Task directions: Can you copy out every line of the data below, word for word and in the same order?

Data lines:
## begin

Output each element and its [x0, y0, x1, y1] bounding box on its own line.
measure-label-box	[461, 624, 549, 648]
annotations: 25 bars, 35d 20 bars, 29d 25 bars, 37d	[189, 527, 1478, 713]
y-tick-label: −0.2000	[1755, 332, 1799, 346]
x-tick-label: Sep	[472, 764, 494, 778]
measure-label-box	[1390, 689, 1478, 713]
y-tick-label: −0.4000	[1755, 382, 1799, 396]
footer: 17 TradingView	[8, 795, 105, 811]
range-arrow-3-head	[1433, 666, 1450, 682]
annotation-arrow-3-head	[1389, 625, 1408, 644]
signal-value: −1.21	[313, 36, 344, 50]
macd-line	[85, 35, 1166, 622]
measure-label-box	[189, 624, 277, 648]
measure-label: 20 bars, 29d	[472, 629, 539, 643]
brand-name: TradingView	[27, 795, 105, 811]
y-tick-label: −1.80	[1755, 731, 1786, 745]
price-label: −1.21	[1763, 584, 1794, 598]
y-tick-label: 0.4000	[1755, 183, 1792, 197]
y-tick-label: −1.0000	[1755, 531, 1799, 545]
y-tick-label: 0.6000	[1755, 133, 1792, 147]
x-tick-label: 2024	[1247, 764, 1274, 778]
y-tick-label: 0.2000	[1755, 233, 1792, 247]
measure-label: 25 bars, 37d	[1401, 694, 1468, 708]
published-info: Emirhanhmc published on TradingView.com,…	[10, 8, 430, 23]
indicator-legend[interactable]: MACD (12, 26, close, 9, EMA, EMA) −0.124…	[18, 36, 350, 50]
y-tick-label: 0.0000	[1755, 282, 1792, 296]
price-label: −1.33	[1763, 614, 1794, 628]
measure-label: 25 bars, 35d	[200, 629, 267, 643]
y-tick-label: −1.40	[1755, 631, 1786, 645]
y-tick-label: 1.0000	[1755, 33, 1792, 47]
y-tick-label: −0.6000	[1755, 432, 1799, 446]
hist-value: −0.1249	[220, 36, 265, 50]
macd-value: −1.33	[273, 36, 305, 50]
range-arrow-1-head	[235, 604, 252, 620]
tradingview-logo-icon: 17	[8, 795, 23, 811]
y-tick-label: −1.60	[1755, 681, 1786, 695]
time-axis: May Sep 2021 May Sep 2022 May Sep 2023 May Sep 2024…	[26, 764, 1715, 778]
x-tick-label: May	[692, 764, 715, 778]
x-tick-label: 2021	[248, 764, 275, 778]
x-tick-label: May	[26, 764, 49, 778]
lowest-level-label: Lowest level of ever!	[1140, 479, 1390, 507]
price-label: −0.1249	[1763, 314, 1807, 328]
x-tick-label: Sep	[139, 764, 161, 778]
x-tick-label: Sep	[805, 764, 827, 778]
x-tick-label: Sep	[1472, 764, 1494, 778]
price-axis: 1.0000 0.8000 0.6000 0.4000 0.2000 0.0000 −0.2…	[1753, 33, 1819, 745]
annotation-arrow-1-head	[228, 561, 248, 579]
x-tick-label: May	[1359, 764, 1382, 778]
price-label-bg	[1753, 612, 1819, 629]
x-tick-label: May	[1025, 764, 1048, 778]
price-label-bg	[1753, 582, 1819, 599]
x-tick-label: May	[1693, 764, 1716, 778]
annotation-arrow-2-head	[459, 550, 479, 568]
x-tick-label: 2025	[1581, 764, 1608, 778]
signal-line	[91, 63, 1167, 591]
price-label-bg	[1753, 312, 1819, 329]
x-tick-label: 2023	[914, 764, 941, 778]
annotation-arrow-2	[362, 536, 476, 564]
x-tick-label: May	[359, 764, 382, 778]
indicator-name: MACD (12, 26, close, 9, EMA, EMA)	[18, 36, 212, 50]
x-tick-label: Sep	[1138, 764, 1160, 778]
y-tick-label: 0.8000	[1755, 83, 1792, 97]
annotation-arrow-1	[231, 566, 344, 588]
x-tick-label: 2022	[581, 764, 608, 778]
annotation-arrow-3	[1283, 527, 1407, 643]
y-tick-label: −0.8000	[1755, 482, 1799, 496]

## end

Answer in full:
Output each element and its [x0, y0, x1, y1] bounding box on its own line.
measure-label-box	[461, 624, 549, 648]
annotations: 25 bars, 35d 20 bars, 29d 25 bars, 37d	[189, 527, 1478, 713]
y-tick-label: −0.2000	[1755, 332, 1799, 346]
x-tick-label: Sep	[472, 764, 494, 778]
measure-label-box	[1390, 689, 1478, 713]
y-tick-label: −0.4000	[1755, 382, 1799, 396]
footer: 17 TradingView	[8, 795, 105, 811]
range-arrow-3-head	[1433, 666, 1450, 682]
annotation-arrow-3-head	[1389, 625, 1408, 644]
signal-value: −1.21	[313, 36, 344, 50]
macd-line	[85, 35, 1166, 622]
measure-label-box	[189, 624, 277, 648]
measure-label: 20 bars, 29d	[472, 629, 539, 643]
brand-name: TradingView	[27, 795, 105, 811]
y-tick-label: −1.80	[1755, 731, 1786, 745]
price-label: −1.21	[1763, 584, 1794, 598]
y-tick-label: 0.4000	[1755, 183, 1792, 197]
y-tick-label: −1.0000	[1755, 531, 1799, 545]
y-tick-label: 0.6000	[1755, 133, 1792, 147]
x-tick-label: 2024	[1247, 764, 1274, 778]
y-tick-label: 0.2000	[1755, 233, 1792, 247]
measure-label: 25 bars, 37d	[1401, 694, 1468, 708]
published-info: Emirhanhmc published on TradingView.com,…	[10, 8, 430, 23]
indicator-legend[interactable]: MACD (12, 26, close, 9, EMA, EMA) −0.124…	[18, 36, 350, 50]
y-tick-label: 0.0000	[1755, 282, 1792, 296]
price-label: −1.33	[1763, 614, 1794, 628]
measure-label: 25 bars, 35d	[200, 629, 267, 643]
y-tick-label: −1.40	[1755, 631, 1786, 645]
y-tick-label: 1.0000	[1755, 33, 1792, 47]
y-tick-label: −0.6000	[1755, 432, 1799, 446]
hist-value: −0.1249	[220, 36, 265, 50]
macd-value: −1.33	[273, 36, 305, 50]
range-arrow-1-head	[235, 604, 252, 620]
tradingview-logo-icon: 17	[8, 795, 23, 811]
y-tick-label: −1.60	[1755, 681, 1786, 695]
time-axis: May Sep 2021 May Sep 2022 May Sep 2023 May Sep 2024…	[26, 764, 1715, 778]
x-tick-label: May	[692, 764, 715, 778]
x-tick-label: 2021	[248, 764, 275, 778]
x-tick-label: May	[26, 764, 49, 778]
lowest-level-label: Lowest level of ever!	[1140, 479, 1390, 507]
price-label: −0.1249	[1763, 314, 1807, 328]
x-tick-label: Sep	[139, 764, 161, 778]
x-tick-label: Sep	[805, 764, 827, 778]
x-tick-label: Sep	[1472, 764, 1494, 778]
price-axis: 1.0000 0.8000 0.6000 0.4000 0.2000 0.0000 −0.2…	[1753, 33, 1819, 745]
annotation-arrow-1-head	[228, 561, 248, 579]
x-tick-label: May	[1359, 764, 1382, 778]
price-label-bg	[1753, 612, 1819, 629]
x-tick-label: May	[1025, 764, 1048, 778]
price-label-bg	[1753, 582, 1819, 599]
x-tick-label: May	[1693, 764, 1716, 778]
annotation-arrow-2-head	[459, 550, 479, 568]
x-tick-label: 2025	[1581, 764, 1608, 778]
signal-line	[91, 63, 1167, 591]
price-label-bg	[1753, 312, 1819, 329]
x-tick-label: 2023	[914, 764, 941, 778]
annotation-arrow-2	[362, 536, 476, 564]
x-tick-label: May	[359, 764, 382, 778]
indicator-name: MACD (12, 26, close, 9, EMA, EMA)	[18, 36, 212, 50]
x-tick-label: Sep	[1138, 764, 1160, 778]
y-tick-label: 0.8000	[1755, 83, 1792, 97]
annotation-arrow-1	[231, 566, 344, 588]
x-tick-label: 2022	[581, 764, 608, 778]
annotation-arrow-3	[1283, 527, 1407, 643]
y-tick-label: −0.8000	[1755, 482, 1799, 496]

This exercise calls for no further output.